Can you copy out each of the rows below word for word, in the same order?

▸ Provided data:
•••

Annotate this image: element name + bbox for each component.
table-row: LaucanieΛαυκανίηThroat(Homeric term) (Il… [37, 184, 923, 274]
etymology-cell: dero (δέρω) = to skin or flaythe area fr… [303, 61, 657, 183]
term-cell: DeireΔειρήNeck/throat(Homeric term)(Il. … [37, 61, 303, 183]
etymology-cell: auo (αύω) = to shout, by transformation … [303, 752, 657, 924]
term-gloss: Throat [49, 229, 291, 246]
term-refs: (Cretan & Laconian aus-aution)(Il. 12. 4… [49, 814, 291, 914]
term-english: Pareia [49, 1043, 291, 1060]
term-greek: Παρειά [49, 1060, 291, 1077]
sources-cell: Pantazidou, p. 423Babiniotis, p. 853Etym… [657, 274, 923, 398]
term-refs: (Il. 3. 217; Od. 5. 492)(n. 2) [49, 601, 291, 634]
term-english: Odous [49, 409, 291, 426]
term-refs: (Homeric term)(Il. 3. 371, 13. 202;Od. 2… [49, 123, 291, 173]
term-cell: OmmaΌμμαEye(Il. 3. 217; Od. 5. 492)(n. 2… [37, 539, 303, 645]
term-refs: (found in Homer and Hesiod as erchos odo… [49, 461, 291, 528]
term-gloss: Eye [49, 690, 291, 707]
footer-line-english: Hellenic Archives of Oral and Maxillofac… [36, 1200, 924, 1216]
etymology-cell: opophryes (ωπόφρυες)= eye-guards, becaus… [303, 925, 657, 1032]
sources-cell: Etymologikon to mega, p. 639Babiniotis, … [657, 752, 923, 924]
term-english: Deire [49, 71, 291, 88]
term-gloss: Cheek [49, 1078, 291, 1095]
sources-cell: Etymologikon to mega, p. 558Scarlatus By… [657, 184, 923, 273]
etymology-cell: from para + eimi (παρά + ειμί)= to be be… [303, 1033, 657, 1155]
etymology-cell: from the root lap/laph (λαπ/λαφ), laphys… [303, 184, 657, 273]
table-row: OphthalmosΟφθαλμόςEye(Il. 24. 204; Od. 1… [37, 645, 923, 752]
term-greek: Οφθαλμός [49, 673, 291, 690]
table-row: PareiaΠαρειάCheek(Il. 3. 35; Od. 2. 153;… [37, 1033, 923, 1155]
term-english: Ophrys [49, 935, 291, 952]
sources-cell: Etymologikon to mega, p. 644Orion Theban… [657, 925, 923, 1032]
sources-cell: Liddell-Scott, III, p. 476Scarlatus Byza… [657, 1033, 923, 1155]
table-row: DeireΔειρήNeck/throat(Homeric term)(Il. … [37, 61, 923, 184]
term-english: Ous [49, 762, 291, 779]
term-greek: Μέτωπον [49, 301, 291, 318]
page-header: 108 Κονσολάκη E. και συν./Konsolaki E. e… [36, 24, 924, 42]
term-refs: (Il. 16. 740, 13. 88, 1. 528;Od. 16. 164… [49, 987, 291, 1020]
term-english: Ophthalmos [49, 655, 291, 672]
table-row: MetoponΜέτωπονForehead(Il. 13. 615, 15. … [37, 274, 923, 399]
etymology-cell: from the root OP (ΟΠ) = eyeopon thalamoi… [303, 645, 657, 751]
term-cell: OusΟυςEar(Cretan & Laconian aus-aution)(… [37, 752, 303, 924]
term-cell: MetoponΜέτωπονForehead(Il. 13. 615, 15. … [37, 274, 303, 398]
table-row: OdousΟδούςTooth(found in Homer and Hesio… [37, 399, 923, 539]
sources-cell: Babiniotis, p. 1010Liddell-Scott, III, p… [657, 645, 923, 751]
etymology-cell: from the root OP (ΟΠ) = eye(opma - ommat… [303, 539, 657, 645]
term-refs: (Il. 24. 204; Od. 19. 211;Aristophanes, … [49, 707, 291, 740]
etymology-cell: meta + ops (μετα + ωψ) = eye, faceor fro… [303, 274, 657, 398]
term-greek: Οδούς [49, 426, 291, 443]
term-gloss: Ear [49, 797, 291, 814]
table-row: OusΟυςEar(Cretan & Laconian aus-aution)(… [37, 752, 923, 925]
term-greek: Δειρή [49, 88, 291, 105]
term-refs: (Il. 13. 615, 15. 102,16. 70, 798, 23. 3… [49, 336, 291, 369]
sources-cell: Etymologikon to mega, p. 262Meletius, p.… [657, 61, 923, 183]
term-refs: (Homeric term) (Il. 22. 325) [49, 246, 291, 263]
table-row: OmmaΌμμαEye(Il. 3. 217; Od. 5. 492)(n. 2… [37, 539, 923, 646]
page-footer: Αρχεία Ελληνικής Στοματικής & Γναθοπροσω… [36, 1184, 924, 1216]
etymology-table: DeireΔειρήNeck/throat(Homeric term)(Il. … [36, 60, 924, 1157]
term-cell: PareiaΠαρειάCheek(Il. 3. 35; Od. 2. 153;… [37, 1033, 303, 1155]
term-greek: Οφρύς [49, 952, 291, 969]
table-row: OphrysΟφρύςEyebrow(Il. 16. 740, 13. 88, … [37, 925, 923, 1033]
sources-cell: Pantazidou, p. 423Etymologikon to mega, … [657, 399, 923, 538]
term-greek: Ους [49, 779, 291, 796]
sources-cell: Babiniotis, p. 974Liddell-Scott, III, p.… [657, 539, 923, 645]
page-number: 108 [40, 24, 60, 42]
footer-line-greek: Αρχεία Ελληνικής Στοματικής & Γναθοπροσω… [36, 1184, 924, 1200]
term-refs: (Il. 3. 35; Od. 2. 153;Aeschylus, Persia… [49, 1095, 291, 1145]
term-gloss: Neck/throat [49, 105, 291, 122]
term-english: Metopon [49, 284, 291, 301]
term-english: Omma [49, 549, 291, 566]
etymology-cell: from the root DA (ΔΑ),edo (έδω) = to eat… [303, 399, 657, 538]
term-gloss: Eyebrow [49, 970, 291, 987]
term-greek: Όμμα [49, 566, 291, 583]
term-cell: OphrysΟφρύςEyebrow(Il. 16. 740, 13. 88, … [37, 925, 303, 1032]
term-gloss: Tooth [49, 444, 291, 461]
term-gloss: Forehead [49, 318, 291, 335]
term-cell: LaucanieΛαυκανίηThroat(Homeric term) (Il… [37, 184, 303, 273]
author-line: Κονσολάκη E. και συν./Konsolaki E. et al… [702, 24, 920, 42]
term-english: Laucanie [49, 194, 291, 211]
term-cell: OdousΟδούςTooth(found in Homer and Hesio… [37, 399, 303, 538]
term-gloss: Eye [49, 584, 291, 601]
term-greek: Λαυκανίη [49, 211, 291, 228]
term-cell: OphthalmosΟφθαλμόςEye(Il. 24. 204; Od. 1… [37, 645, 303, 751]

•••

▸ Problem solution:
Annotate this image: element name + bbox for each component.
table-row: LaucanieΛαυκανίηThroat(Homeric term) (Il… [37, 184, 923, 274]
etymology-cell: dero (δέρω) = to skin or flaythe area fr… [303, 61, 657, 183]
term-cell: DeireΔειρήNeck/throat(Homeric term)(Il. … [37, 61, 303, 183]
etymology-cell: auo (αύω) = to shout, by transformation … [303, 752, 657, 924]
term-gloss: Throat [49, 229, 291, 246]
term-refs: (Cretan & Laconian aus-aution)(Il. 12. 4… [49, 814, 291, 914]
term-english: Pareia [49, 1043, 291, 1060]
term-greek: Παρειά [49, 1060, 291, 1077]
sources-cell: Pantazidou, p. 423Babiniotis, p. 853Etym… [657, 274, 923, 398]
term-refs: (Il. 3. 217; Od. 5. 492)(n. 2) [49, 601, 291, 634]
term-english: Odous [49, 409, 291, 426]
term-refs: (Homeric term)(Il. 3. 371, 13. 202;Od. 2… [49, 123, 291, 173]
term-cell: OmmaΌμμαEye(Il. 3. 217; Od. 5. 492)(n. 2… [37, 539, 303, 645]
term-refs: (found in Homer and Hesiod as erchos odo… [49, 461, 291, 528]
term-gloss: Eye [49, 690, 291, 707]
footer-line-english: Hellenic Archives of Oral and Maxillofac… [36, 1200, 924, 1216]
etymology-cell: opophryes (ωπόφρυες)= eye-guards, becaus… [303, 925, 657, 1032]
sources-cell: Etymologikon to mega, p. 639Babiniotis, … [657, 752, 923, 924]
term-english: Deire [49, 71, 291, 88]
term-gloss: Cheek [49, 1078, 291, 1095]
sources-cell: Etymologikon to mega, p. 558Scarlatus By… [657, 184, 923, 273]
etymology-cell: from para + eimi (παρά + ειμί)= to be be… [303, 1033, 657, 1155]
etymology-cell: from the root lap/laph (λαπ/λαφ), laphys… [303, 184, 657, 273]
table-row: OphthalmosΟφθαλμόςEye(Il. 24. 204; Od. 1… [37, 645, 923, 752]
term-greek: Οφθαλμός [49, 673, 291, 690]
table-row: PareiaΠαρειάCheek(Il. 3. 35; Od. 2. 153;… [37, 1033, 923, 1155]
term-english: Ophrys [49, 935, 291, 952]
sources-cell: Etymologikon to mega, p. 644Orion Theban… [657, 925, 923, 1032]
sources-cell: Liddell-Scott, III, p. 476Scarlatus Byza… [657, 1033, 923, 1155]
table-row: DeireΔειρήNeck/throat(Homeric term)(Il. … [37, 61, 923, 184]
term-english: Ous [49, 762, 291, 779]
term-greek: Μέτωπον [49, 301, 291, 318]
page-header: 108 Κονσολάκη E. και συν./Konsolaki E. e… [36, 24, 924, 42]
term-refs: (Il. 16. 740, 13. 88, 1. 528;Od. 16. 164… [49, 987, 291, 1020]
term-english: Ophthalmos [49, 655, 291, 672]
table-row: MetoponΜέτωπονForehead(Il. 13. 615, 15. … [37, 274, 923, 399]
etymology-cell: from the root OP (ΟΠ) = eyeopon thalamoi… [303, 645, 657, 751]
term-cell: OusΟυςEar(Cretan & Laconian aus-aution)(… [37, 752, 303, 924]
term-cell: MetoponΜέτωπονForehead(Il. 13. 615, 15. … [37, 274, 303, 398]
table-row: OdousΟδούςTooth(found in Homer and Hesio… [37, 399, 923, 539]
sources-cell: Babiniotis, p. 1010Liddell-Scott, III, p… [657, 645, 923, 751]
etymology-cell: from the root OP (ΟΠ) = eye(opma - ommat… [303, 539, 657, 645]
term-refs: (Il. 24. 204; Od. 19. 211;Aristophanes, … [49, 707, 291, 740]
etymology-cell: meta + ops (μετα + ωψ) = eye, faceor fro… [303, 274, 657, 398]
term-greek: Οδούς [49, 426, 291, 443]
term-gloss: Ear [49, 797, 291, 814]
table-row: OusΟυςEar(Cretan & Laconian aus-aution)(… [37, 752, 923, 925]
term-greek: Δειρή [49, 88, 291, 105]
term-refs: (Il. 13. 615, 15. 102,16. 70, 798, 23. 3… [49, 336, 291, 369]
sources-cell: Etymologikon to mega, p. 262Meletius, p.… [657, 61, 923, 183]
term-refs: (Homeric term) (Il. 22. 325) [49, 246, 291, 263]
table-row: OmmaΌμμαEye(Il. 3. 217; Od. 5. 492)(n. 2… [37, 539, 923, 646]
page-footer: Αρχεία Ελληνικής Στοματικής & Γναθοπροσω… [36, 1184, 924, 1216]
etymology-table: DeireΔειρήNeck/throat(Homeric term)(Il. … [36, 60, 924, 1157]
term-cell: PareiaΠαρειάCheek(Il. 3. 35; Od. 2. 153;… [37, 1033, 303, 1155]
term-greek: Οφρύς [49, 952, 291, 969]
table-row: OphrysΟφρύςEyebrow(Il. 16. 740, 13. 88, … [37, 925, 923, 1033]
sources-cell: Pantazidou, p. 423Etymologikon to mega, … [657, 399, 923, 538]
term-greek: Ους [49, 779, 291, 796]
sources-cell: Babiniotis, p. 974Liddell-Scott, III, p.… [657, 539, 923, 645]
page-number: 108 [40, 24, 60, 42]
footer-line-greek: Αρχεία Ελληνικής Στοματικής & Γναθοπροσω… [36, 1184, 924, 1200]
term-refs: (Il. 3. 35; Od. 2. 153;Aeschylus, Persia… [49, 1095, 291, 1145]
term-gloss: Neck/throat [49, 105, 291, 122]
term-english: Metopon [49, 284, 291, 301]
term-english: Omma [49, 549, 291, 566]
etymology-cell: from the root DA (ΔΑ),edo (έδω) = to eat… [303, 399, 657, 538]
term-gloss: Eyebrow [49, 970, 291, 987]
term-greek: Όμμα [49, 566, 291, 583]
term-cell: OphrysΟφρύςEyebrow(Il. 16. 740, 13. 88, … [37, 925, 303, 1032]
term-gloss: Tooth [49, 444, 291, 461]
term-gloss: Forehead [49, 318, 291, 335]
term-cell: LaucanieΛαυκανίηThroat(Homeric term) (Il… [37, 184, 303, 273]
author-line: Κονσολάκη E. και συν./Konsolaki E. et al… [702, 24, 920, 42]
term-english: Laucanie [49, 194, 291, 211]
term-cell: OdousΟδούςTooth(found in Homer and Hesio… [37, 399, 303, 538]
term-gloss: Eye [49, 584, 291, 601]
term-greek: Λαυκανίη [49, 211, 291, 228]
term-cell: OphthalmosΟφθαλμόςEye(Il. 24. 204; Od. 1… [37, 645, 303, 751]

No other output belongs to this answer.